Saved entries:
====
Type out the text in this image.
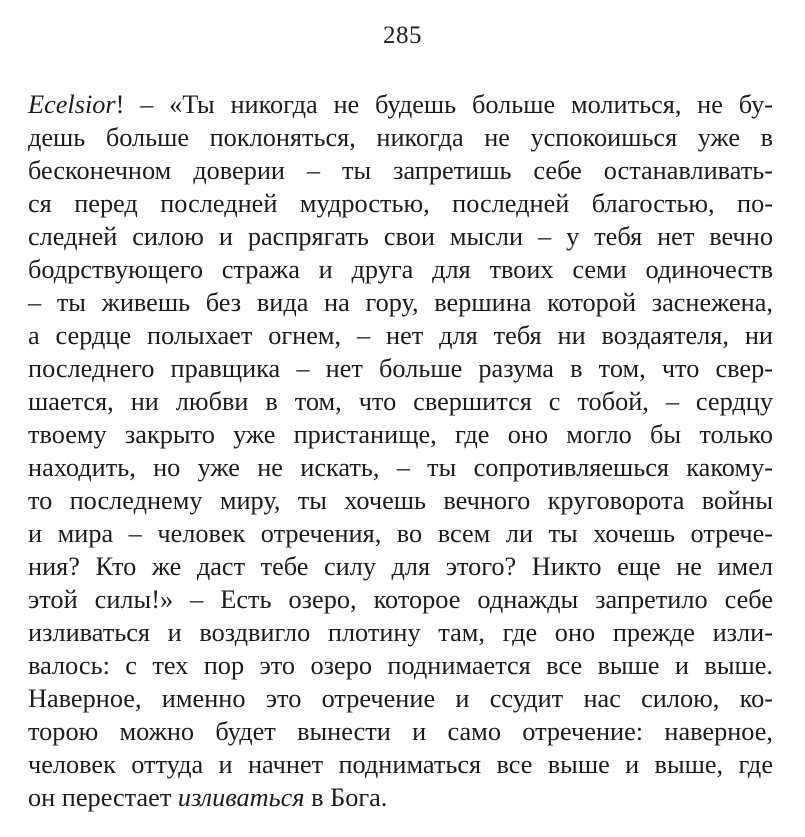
285
Ecelsior! – «Ты никогда не будешь больше молиться, не бу-
дешь больше поклоняться, никогда не успокоишься уже в
бесконечном доверии – ты запретишь себе останавливать-
ся перед последней мудростью, последней благостью, по-
следней силою и распрягать свои мысли – у тебя нет вечно
бодрствующего стража и друга для твоих семи одиночеств
– ты живешь без вида на гору, вершина которой заснежена,
а сердце полыхает огнем, – нет для тебя ни воздаятеля, ни
последнего правщика – нет больше разума в том, что свер-
шается, ни любви в том, что свершится с тобой, – сердцу
твоему закрыто уже пристанище, где оно могло бы только
находить, но уже не искать, – ты сопротивляешься какому-
то последнему миру, ты хочешь вечного круговорота войны
и мира – человек отречения, во всем ли ты хочешь отрече-
ния? Кто же даст тебе силу для этого? Никто еще не имел
этой силы!» – Есть озеро, которое однажды запретило себе
изливаться и воздвигло плотину там, где оно прежде изли-
валось: с тех пор это озеро поднимается все выше и выше.
Наверное, именно это отречение и ссудит нас силою, ко-
торою можно будет вынести и само отречение: наверное,
человек оттуда и начнет подниматься все выше и выше, где
он перестает изливаться в Бога.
====
*Instruction*. Repeat each record exactly as shown above, dropping all images.

*Result*.
Type out the text in this image.
285
Ecelsior! – «Ты никогда не будешь больше молиться, не бу-
дешь больше поклоняться, никогда не успокоишься уже в
бесконечном доверии – ты запретишь себе останавливать-
ся перед последней мудростью, последней благостью, по-
следней силою и распрягать свои мысли – у тебя нет вечно
бодрствующего стража и друга для твоих семи одиночеств
– ты живешь без вида на гору, вершина которой заснежена,
а сердце полыхает огнем, – нет для тебя ни воздаятеля, ни
последнего правщика – нет больше разума в том, что свер-
шается, ни любви в том, что свершится с тобой, – сердцу
твоему закрыто уже пристанище, где оно могло бы только
находить, но уже не искать, – ты сопротивляешься какому-
то последнему миру, ты хочешь вечного круговорота войны
и мира – человек отречения, во всем ли ты хочешь отрече-
ния? Кто же даст тебе силу для этого? Никто еще не имел
этой силы!» – Есть озеро, которое однажды запретило себе
изливаться и воздвигло плотину там, где оно прежде изли-
валось: с тех пор это озеро поднимается все выше и выше.
Наверное, именно это отречение и ссудит нас силою, ко-
торою можно будет вынести и само отречение: наверное,
человек оттуда и начнет подниматься все выше и выше, где
он перестает изливаться в Бога.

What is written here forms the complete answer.